▸ **PROBLEM STATEMENT**
Repeat exactly the lines beginning at the one that contains "Read all visible text" and running to the end of the material. Omit the pictures.

▸ **Some records**

------------------------------------

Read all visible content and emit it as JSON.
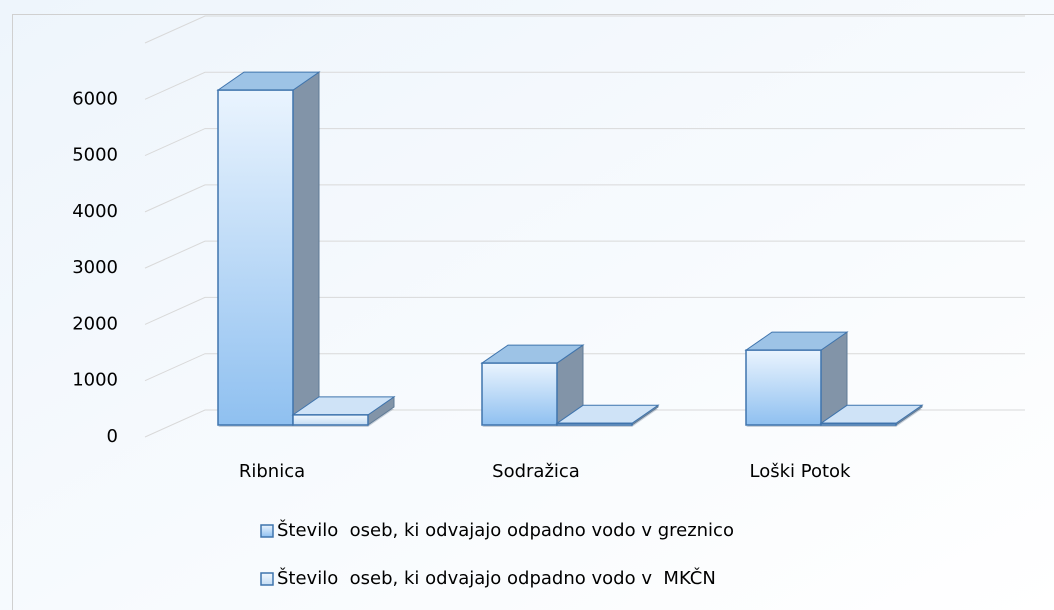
{
  "chart_data": {
    "type": "bar3d",
    "categories": [
      "Ribnica",
      "Sodražica",
      "Loški Potok"
    ],
    "series": [
      {
        "name": "Število  oseb, ki odvajajo odpadno vodo v greznico",
        "color": "#9dc3e6",
        "values": [
          5950,
          1100,
          1330
        ]
      },
      {
        "name": "Število  oseb, ki odvajajo odpadno vodo v  MKČN",
        "color": "#cfe3f7",
        "values": [
          180,
          30,
          30
        ]
      }
    ],
    "ylim": [
      0,
      7000
    ],
    "yticks": [
      0,
      1000,
      2000,
      3000,
      4000,
      5000,
      6000
    ],
    "grid": true,
    "legend": "bottom"
  }
}
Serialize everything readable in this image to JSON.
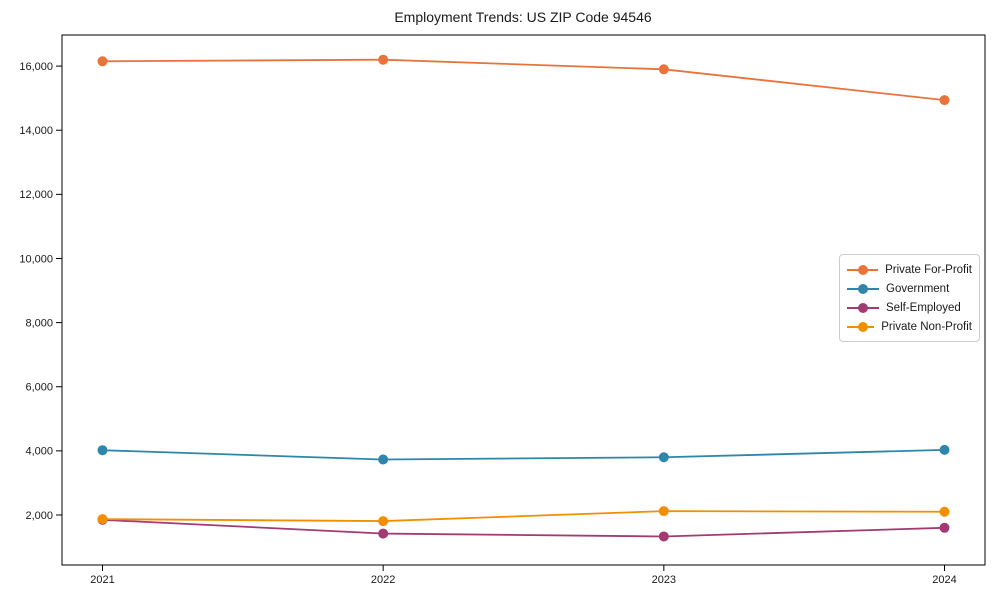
{
  "chart_data": {
    "type": "line",
    "title": "Employment Trends: US ZIP Code 94546",
    "x_categories": [
      "2021",
      "2022",
      "2023",
      "2024"
    ],
    "series": [
      {
        "name": "Private For-Profit",
        "color": "#E8743B",
        "values": [
          16150,
          16200,
          15900,
          14940
        ]
      },
      {
        "name": "Government",
        "color": "#2E86AB",
        "values": [
          4020,
          3730,
          3800,
          4030
        ]
      },
      {
        "name": "Self-Employed",
        "color": "#A23B72",
        "values": [
          1850,
          1420,
          1330,
          1600
        ]
      },
      {
        "name": "Private Non-Profit",
        "color": "#F18F01",
        "values": [
          1870,
          1810,
          2120,
          2100
        ]
      }
    ],
    "yticks": [
      2000,
      4000,
      6000,
      8000,
      10000,
      12000,
      14000,
      16000
    ],
    "ytick_labels": [
      "2,000",
      "4,000",
      "6,000",
      "8,000",
      "10,000",
      "12,000",
      "14,000",
      "16,000"
    ],
    "ylim": [
      440,
      16970
    ],
    "xlabel": "",
    "ylabel": "",
    "grid": false,
    "marker": "circle",
    "legend_position": "center right",
    "axis_color": "#000000",
    "text_color": "#1a1a1a",
    "legend_border_color": "#cccccc"
  }
}
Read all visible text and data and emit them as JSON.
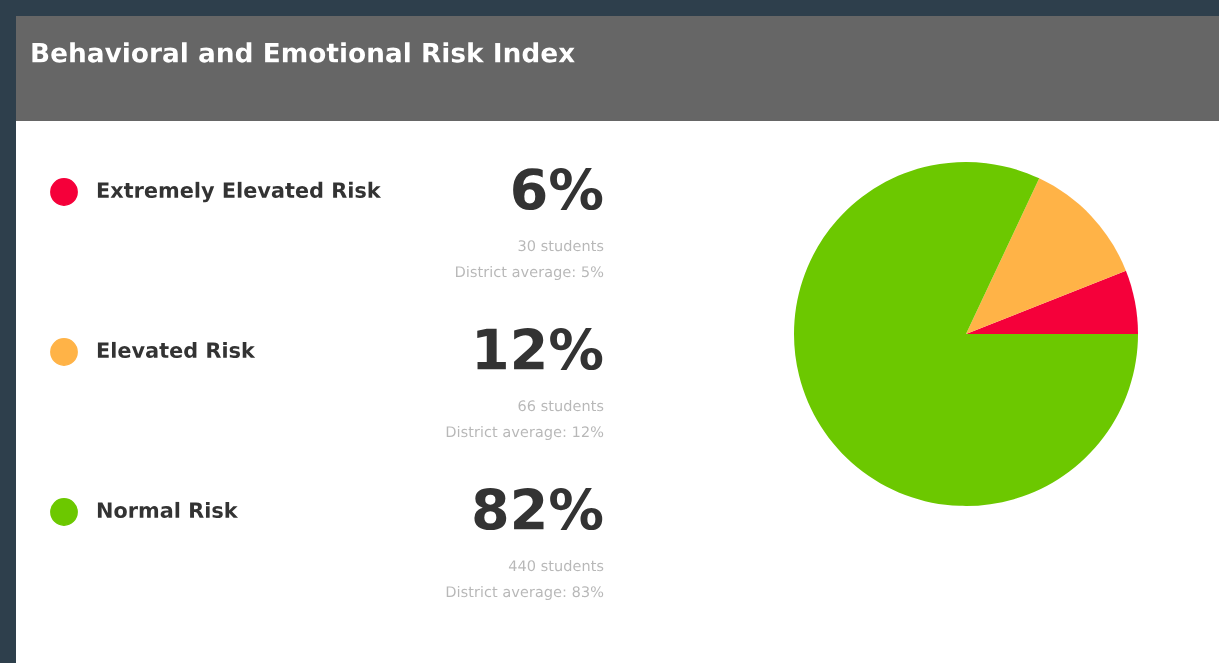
{
  "chart_data": {
    "type": "pie",
    "title": "Behavioral and Emotional Risk Index",
    "categories": [
      "Extremely Elevated Risk",
      "Elevated Risk",
      "Normal Risk"
    ],
    "values": [
      6,
      12,
      82
    ],
    "colors": [
      "#f5003a",
      "#ffb347",
      "#6cc800"
    ],
    "value_labels": [
      "6%",
      "12%",
      "82%"
    ],
    "annotations": [
      "30 students",
      "District average: 5%",
      "66 students",
      "District average: 12%",
      "440 students",
      "District average: 83%"
    ],
    "legend": "left"
  }
}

------------------------------------

▸ **RESPONSE**
Read all visible text and data and emit them as JSON.
{
  "chart_data": {
    "type": "pie",
    "title": "Behavioral and Emotional Risk Index",
    "categories": [
      "Extremely Elevated Risk",
      "Elevated Risk",
      "Normal Risk"
    ],
    "values": [
      6,
      12,
      82
    ],
    "colors": [
      "#f5003a",
      "#ffb347",
      "#6cc800"
    ],
    "value_labels": [
      "6%",
      "12%",
      "82%"
    ],
    "annotations": [
      "30 students",
      "District average: 5%",
      "66 students",
      "District average: 12%",
      "440 students",
      "District average: 83%"
    ],
    "legend": "left"
  }
}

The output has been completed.